• TASK DATA:
..........

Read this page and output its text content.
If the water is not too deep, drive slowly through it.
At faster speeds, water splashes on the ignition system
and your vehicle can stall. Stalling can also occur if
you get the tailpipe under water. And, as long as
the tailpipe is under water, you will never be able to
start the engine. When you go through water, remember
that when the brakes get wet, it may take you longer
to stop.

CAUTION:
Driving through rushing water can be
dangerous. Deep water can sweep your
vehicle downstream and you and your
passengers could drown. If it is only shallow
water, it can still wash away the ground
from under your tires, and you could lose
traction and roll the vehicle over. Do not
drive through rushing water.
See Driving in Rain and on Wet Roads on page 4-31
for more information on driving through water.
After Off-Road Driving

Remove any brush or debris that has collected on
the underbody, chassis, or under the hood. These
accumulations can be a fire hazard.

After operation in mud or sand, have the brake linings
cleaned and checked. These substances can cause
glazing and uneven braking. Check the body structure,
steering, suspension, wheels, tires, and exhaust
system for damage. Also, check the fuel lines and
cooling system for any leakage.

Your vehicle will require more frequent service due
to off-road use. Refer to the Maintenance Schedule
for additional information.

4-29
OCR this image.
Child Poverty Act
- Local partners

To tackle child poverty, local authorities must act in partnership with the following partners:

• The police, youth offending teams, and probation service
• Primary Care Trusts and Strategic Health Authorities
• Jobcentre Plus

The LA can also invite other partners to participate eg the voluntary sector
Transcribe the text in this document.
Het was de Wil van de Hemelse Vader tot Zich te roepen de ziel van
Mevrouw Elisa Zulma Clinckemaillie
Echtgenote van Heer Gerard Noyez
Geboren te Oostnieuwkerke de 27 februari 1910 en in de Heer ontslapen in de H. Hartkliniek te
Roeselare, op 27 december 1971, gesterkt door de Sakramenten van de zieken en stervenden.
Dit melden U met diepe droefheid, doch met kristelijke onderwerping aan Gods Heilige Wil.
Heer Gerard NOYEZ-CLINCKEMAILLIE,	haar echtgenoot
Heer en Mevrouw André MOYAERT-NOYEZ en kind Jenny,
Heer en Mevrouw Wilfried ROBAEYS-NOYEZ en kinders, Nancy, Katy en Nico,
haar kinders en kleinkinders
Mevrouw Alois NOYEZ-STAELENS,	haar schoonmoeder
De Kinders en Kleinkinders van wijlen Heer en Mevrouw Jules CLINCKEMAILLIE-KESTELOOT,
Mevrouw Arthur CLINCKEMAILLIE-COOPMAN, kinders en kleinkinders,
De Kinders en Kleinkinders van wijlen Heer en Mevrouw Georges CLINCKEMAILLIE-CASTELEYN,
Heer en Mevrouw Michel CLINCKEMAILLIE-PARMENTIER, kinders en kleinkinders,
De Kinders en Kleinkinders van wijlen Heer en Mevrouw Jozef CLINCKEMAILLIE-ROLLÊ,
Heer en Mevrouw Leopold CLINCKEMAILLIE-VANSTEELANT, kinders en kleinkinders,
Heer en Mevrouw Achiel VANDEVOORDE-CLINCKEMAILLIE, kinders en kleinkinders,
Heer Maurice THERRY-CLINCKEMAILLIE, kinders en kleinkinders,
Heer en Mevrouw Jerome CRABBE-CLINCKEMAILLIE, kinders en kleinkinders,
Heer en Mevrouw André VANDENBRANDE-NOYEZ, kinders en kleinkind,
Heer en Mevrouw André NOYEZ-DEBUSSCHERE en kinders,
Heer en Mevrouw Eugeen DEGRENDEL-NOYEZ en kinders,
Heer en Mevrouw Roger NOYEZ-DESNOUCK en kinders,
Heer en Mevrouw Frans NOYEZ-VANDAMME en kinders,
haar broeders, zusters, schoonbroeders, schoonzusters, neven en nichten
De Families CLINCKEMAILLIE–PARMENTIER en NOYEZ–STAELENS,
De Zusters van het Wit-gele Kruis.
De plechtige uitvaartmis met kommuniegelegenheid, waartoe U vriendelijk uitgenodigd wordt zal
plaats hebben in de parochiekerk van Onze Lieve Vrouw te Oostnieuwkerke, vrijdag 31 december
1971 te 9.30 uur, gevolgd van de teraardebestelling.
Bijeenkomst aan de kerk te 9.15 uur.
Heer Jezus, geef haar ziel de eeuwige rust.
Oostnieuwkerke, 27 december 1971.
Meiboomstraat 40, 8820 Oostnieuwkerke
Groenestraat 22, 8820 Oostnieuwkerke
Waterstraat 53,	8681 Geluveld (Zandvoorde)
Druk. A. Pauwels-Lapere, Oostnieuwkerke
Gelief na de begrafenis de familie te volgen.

..........

Write down all the entries again without a single difference.

Read this page and output its text content.
If the water is not too deep, drive slowly through it.
At faster speeds, water splashes on the ignition system
and your vehicle can stall. Stalling can also occur if
you get the tailpipe under water. And, as long as
the tailpipe is under water, you will never be able to
start the engine. When you go through water, remember
that when the brakes get wet, it may take you longer
to stop.

CAUTION:
Driving through rushing water can be
dangerous. Deep water can sweep your
vehicle downstream and you and your
passengers could drown. If it is only shallow
water, it can still wash away the ground
from under your tires, and you could lose
traction and roll the vehicle over. Do not
drive through rushing water.
See Driving in Rain and on Wet Roads on page 4-31
for more information on driving through water.
After Off-Road Driving

Remove any brush or debris that has collected on
the underbody, chassis, or under the hood. These
accumulations can be a fire hazard.

After operation in mud or sand, have the brake linings
cleaned and checked. These substances can cause
glazing and uneven braking. Check the body structure,
steering, suspension, wheels, tires, and exhaust
system for damage. Also, check the fuel lines and
cooling system for any leakage.

Your vehicle will require more frequent service due
to off-road use. Refer to the Maintenance Schedule
for additional information.

4-29
OCR this image.
Child Poverty Act
- Local partners

To tackle child poverty, local authorities must act in partnership with the following partners:

• The police, youth offending teams, and probation service
• Primary Care Trusts and Strategic Health Authorities
• Jobcentre Plus

The LA can also invite other partners to participate eg the voluntary sector
Transcribe the text in this document.
Het was de Wil van de Hemelse Vader tot Zich te roepen de ziel van
Mevrouw Elisa Zulma Clinckemaillie
Echtgenote van Heer Gerard Noyez
Geboren te Oostnieuwkerke de 27 februari 1910 en in de Heer ontslapen in de H. Hartkliniek te
Roeselare, op 27 december 1971, gesterkt door de Sakramenten van de zieken en stervenden.
Dit melden U met diepe droefheid, doch met kristelijke onderwerping aan Gods Heilige Wil.
Heer Gerard NOYEZ-CLINCKEMAILLIE,	haar echtgenoot
Heer en Mevrouw André MOYAERT-NOYEZ en kind Jenny,
Heer en Mevrouw Wilfried ROBAEYS-NOYEZ en kinders, Nancy, Katy en Nico,
haar kinders en kleinkinders
Mevrouw Alois NOYEZ-STAELENS,	haar schoonmoeder
De Kinders en Kleinkinders van wijlen Heer en Mevrouw Jules CLINCKEMAILLIE-KESTELOOT,
Mevrouw Arthur CLINCKEMAILLIE-COOPMAN, kinders en kleinkinders,
De Kinders en Kleinkinders van wijlen Heer en Mevrouw Georges CLINCKEMAILLIE-CASTELEYN,
Heer en Mevrouw Michel CLINCKEMAILLIE-PARMENTIER, kinders en kleinkinders,
De Kinders en Kleinkinders van wijlen Heer en Mevrouw Jozef CLINCKEMAILLIE-ROLLÊ,
Heer en Mevrouw Leopold CLINCKEMAILLIE-VANSTEELANT, kinders en kleinkinders,
Heer en Mevrouw Achiel VANDEVOORDE-CLINCKEMAILLIE, kinders en kleinkinders,
Heer Maurice THERRY-CLINCKEMAILLIE, kinders en kleinkinders,
Heer en Mevrouw Jerome CRABBE-CLINCKEMAILLIE, kinders en kleinkinders,
Heer en Mevrouw André VANDENBRANDE-NOYEZ, kinders en kleinkind,
Heer en Mevrouw André NOYEZ-DEBUSSCHERE en kinders,
Heer en Mevrouw Eugeen DEGRENDEL-NOYEZ en kinders,
Heer en Mevrouw Roger NOYEZ-DESNOUCK en kinders,
Heer en Mevrouw Frans NOYEZ-VANDAMME en kinders,
haar broeders, zusters, schoonbroeders, schoonzusters, neven en nichten
De Families CLINCKEMAILLIE–PARMENTIER en NOYEZ–STAELENS,
De Zusters van het Wit-gele Kruis.
De plechtige uitvaartmis met kommuniegelegenheid, waartoe U vriendelijk uitgenodigd wordt zal
plaats hebben in de parochiekerk van Onze Lieve Vrouw te Oostnieuwkerke, vrijdag 31 december
1971 te 9.30 uur, gevolgd van de teraardebestelling.
Bijeenkomst aan de kerk te 9.15 uur.
Heer Jezus, geef haar ziel de eeuwige rust.
Oostnieuwkerke, 27 december 1971.
Meiboomstraat 40, 8820 Oostnieuwkerke
Groenestraat 22, 8820 Oostnieuwkerke
Waterstraat 53,	8681 Geluveld (Zandvoorde)
Druk. A. Pauwels-Lapere, Oostnieuwkerke
Gelief na de begrafenis de familie te volgen.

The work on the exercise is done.